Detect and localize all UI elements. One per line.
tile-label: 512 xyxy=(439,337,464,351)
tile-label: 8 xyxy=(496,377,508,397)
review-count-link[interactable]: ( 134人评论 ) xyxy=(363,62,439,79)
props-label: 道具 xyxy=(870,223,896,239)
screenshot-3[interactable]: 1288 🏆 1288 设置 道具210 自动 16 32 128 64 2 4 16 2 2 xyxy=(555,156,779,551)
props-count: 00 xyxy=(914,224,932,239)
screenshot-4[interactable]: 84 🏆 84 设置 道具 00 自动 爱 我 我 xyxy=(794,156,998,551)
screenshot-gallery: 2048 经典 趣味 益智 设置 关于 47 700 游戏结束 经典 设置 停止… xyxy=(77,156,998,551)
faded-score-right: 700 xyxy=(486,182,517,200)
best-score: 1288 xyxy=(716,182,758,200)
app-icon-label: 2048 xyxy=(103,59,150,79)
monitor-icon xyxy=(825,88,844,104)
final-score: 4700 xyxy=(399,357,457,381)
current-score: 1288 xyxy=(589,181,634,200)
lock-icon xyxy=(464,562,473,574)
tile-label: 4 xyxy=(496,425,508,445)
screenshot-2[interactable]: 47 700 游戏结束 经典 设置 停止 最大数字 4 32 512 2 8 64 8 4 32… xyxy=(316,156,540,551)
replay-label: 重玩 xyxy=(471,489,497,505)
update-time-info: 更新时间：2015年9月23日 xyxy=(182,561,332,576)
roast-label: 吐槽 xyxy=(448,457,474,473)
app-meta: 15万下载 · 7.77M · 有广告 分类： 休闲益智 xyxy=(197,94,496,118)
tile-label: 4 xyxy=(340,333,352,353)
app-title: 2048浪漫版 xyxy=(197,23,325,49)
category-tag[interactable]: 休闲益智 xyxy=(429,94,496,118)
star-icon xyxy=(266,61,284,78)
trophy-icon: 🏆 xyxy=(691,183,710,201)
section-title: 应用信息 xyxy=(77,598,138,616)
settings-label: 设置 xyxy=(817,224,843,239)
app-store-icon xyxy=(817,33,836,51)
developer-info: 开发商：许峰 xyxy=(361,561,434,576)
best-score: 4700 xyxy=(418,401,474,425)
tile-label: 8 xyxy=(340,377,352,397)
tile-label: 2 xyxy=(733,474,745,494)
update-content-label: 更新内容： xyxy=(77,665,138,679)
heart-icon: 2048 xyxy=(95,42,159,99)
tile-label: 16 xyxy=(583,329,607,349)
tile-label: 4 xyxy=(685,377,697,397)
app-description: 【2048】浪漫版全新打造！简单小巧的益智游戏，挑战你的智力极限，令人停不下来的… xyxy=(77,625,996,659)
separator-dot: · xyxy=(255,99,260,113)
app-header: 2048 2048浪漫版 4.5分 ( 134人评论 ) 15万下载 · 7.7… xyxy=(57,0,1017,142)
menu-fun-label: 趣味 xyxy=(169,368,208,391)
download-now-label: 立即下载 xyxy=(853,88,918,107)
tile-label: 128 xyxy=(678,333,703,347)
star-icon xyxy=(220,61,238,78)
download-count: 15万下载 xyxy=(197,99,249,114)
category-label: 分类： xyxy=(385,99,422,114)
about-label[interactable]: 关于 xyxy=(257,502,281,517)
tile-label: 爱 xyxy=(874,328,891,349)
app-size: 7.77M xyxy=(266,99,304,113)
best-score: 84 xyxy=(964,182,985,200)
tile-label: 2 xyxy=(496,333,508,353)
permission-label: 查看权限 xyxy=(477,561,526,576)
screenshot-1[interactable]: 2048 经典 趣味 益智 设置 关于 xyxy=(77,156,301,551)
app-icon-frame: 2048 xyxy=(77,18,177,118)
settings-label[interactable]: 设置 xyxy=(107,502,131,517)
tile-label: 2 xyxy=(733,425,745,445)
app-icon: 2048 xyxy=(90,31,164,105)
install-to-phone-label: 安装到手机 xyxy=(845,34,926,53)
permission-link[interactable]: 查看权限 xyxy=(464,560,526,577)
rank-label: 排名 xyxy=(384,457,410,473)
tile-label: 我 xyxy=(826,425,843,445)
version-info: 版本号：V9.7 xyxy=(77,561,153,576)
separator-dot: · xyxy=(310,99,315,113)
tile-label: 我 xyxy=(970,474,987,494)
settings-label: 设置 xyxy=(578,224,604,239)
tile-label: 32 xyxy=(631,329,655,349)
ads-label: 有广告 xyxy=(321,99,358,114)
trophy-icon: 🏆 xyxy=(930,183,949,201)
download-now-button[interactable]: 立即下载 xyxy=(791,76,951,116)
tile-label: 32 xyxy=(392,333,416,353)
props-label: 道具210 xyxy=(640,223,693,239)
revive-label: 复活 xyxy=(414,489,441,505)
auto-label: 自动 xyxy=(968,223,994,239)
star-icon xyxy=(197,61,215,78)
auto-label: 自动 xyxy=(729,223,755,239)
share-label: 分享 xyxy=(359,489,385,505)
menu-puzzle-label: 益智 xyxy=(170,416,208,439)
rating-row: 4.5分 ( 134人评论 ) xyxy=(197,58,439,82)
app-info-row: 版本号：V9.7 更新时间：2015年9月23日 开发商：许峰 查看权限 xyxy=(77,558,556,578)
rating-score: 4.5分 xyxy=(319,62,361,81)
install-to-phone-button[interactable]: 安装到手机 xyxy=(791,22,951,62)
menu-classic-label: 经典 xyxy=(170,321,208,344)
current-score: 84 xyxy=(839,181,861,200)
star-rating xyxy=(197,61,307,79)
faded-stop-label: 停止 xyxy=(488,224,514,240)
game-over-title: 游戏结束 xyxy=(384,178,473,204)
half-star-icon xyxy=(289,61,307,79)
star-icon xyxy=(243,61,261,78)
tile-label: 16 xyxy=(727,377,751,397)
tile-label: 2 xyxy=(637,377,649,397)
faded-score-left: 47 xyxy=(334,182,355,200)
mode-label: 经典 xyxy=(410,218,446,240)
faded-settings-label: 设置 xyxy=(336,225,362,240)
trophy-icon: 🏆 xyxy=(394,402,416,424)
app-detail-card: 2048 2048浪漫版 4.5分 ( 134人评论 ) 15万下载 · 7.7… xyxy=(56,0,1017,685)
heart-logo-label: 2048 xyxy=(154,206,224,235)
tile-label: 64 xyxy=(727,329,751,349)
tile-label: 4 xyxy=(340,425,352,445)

++++++

WHAT THE TASK REQUIRES: Reproduce every one of the entries above word for word, with nothing changed.

SOLUTION TO THIS TASK:
Detect and localize all UI elements. One per line.
tile-label: 512 xyxy=(439,337,464,351)
tile-label: 8 xyxy=(496,377,508,397)
review-count-link[interactable]: ( 134人评论 ) xyxy=(363,62,439,79)
props-label: 道具 xyxy=(870,223,896,239)
screenshot-3[interactable]: 1288 🏆 1288 设置 道具210 自动 16 32 128 64 2 4 16 2 2 xyxy=(555,156,779,551)
props-count: 00 xyxy=(914,224,932,239)
screenshot-4[interactable]: 84 🏆 84 设置 道具 00 自动 爱 我 我 xyxy=(794,156,998,551)
screenshot-gallery: 2048 经典 趣味 益智 设置 关于 47 700 游戏结束 经典 设置 停止… xyxy=(77,156,998,551)
faded-score-right: 700 xyxy=(486,182,517,200)
best-score: 1288 xyxy=(716,182,758,200)
app-icon-label: 2048 xyxy=(103,59,150,79)
monitor-icon xyxy=(825,88,844,104)
final-score: 4700 xyxy=(399,357,457,381)
current-score: 1288 xyxy=(589,181,634,200)
lock-icon xyxy=(464,562,473,574)
tile-label: 4 xyxy=(496,425,508,445)
screenshot-2[interactable]: 47 700 游戏结束 经典 设置 停止 最大数字 4 32 512 2 8 64 8 4 32… xyxy=(316,156,540,551)
replay-label: 重玩 xyxy=(471,489,497,505)
update-time-info: 更新时间：2015年9月23日 xyxy=(182,561,332,576)
roast-label: 吐槽 xyxy=(448,457,474,473)
app-meta: 15万下载 · 7.77M · 有广告 分类： 休闲益智 xyxy=(197,94,496,118)
tile-label: 4 xyxy=(340,333,352,353)
app-title: 2048浪漫版 xyxy=(197,23,325,49)
category-tag[interactable]: 休闲益智 xyxy=(429,94,496,118)
star-icon xyxy=(266,61,284,78)
trophy-icon: 🏆 xyxy=(691,183,710,201)
section-title: 应用信息 xyxy=(77,598,138,616)
settings-label: 设置 xyxy=(817,224,843,239)
app-store-icon xyxy=(817,33,836,51)
developer-info: 开发商：许峰 xyxy=(361,561,434,576)
best-score: 4700 xyxy=(418,401,474,425)
tile-label: 8 xyxy=(340,377,352,397)
tile-label: 2 xyxy=(733,474,745,494)
update-content-label: 更新内容： xyxy=(77,665,138,679)
heart-icon: 2048 xyxy=(95,42,159,99)
tile-label: 16 xyxy=(583,329,607,349)
tile-label: 4 xyxy=(685,377,697,397)
app-description: 【2048】浪漫版全新打造！简单小巧的益智游戏，挑战你的智力极限，令人停不下来的… xyxy=(77,625,996,659)
separator-dot: · xyxy=(255,99,260,113)
app-header: 2048 2048浪漫版 4.5分 ( 134人评论 ) 15万下载 · 7.7… xyxy=(57,0,1017,142)
menu-fun-label: 趣味 xyxy=(169,368,208,391)
download-now-label: 立即下载 xyxy=(853,88,918,107)
tile-label: 128 xyxy=(678,333,703,347)
star-icon xyxy=(220,61,238,78)
download-count: 15万下载 xyxy=(197,99,249,114)
category-label: 分类： xyxy=(385,99,422,114)
about-label[interactable]: 关于 xyxy=(257,502,281,517)
tile-label: 爱 xyxy=(874,328,891,349)
app-size: 7.77M xyxy=(266,99,304,113)
best-score: 84 xyxy=(964,182,985,200)
tile-label: 2 xyxy=(496,333,508,353)
permission-label: 查看权限 xyxy=(477,561,526,576)
screenshot-1[interactable]: 2048 经典 趣味 益智 设置 关于 xyxy=(77,156,301,551)
app-icon-frame: 2048 xyxy=(77,18,177,118)
settings-label[interactable]: 设置 xyxy=(107,502,131,517)
tile-label: 2 xyxy=(733,425,745,445)
app-icon: 2048 xyxy=(90,31,164,105)
install-to-phone-label: 安装到手机 xyxy=(845,34,926,53)
permission-link[interactable]: 查看权限 xyxy=(464,560,526,577)
rank-label: 排名 xyxy=(384,457,410,473)
tile-label: 我 xyxy=(826,425,843,445)
version-info: 版本号：V9.7 xyxy=(77,561,153,576)
separator-dot: · xyxy=(310,99,315,113)
tile-label: 我 xyxy=(970,474,987,494)
settings-label: 设置 xyxy=(578,224,604,239)
tile-label: 32 xyxy=(631,329,655,349)
ads-label: 有广告 xyxy=(321,99,358,114)
trophy-icon: 🏆 xyxy=(930,183,949,201)
download-now-button[interactable]: 立即下载 xyxy=(791,76,951,116)
tile-label: 32 xyxy=(392,333,416,353)
props-label: 道具210 xyxy=(640,223,693,239)
revive-label: 复活 xyxy=(414,489,441,505)
auto-label: 自动 xyxy=(968,223,994,239)
star-icon xyxy=(197,61,215,78)
auto-label: 自动 xyxy=(729,223,755,239)
share-label: 分享 xyxy=(359,489,385,505)
menu-puzzle-label: 益智 xyxy=(170,416,208,439)
rating-row: 4.5分 ( 134人评论 ) xyxy=(197,58,439,82)
app-info-row: 版本号：V9.7 更新时间：2015年9月23日 开发商：许峰 查看权限 xyxy=(77,558,556,578)
rating-score: 4.5分 xyxy=(319,62,361,81)
install-to-phone-button[interactable]: 安装到手机 xyxy=(791,22,951,62)
menu-classic-label: 经典 xyxy=(170,321,208,344)
current-score: 84 xyxy=(839,181,861,200)
star-rating xyxy=(197,61,307,79)
faded-stop-label: 停止 xyxy=(488,224,514,240)
game-over-title: 游戏结束 xyxy=(384,178,473,204)
half-star-icon xyxy=(289,61,307,79)
star-icon xyxy=(243,61,261,78)
tile-label: 16 xyxy=(727,377,751,397)
tile-label: 2 xyxy=(637,377,649,397)
faded-score-left: 47 xyxy=(334,182,355,200)
mode-label: 经典 xyxy=(410,218,446,240)
faded-settings-label: 设置 xyxy=(336,225,362,240)
trophy-icon: 🏆 xyxy=(394,402,416,424)
app-detail-card: 2048 2048浪漫版 4.5分 ( 134人评论 ) 15万下载 · 7.7… xyxy=(56,0,1017,685)
heart-logo-label: 2048 xyxy=(154,206,224,235)
tile-label: 64 xyxy=(727,329,751,349)
tile-label: 4 xyxy=(340,425,352,445)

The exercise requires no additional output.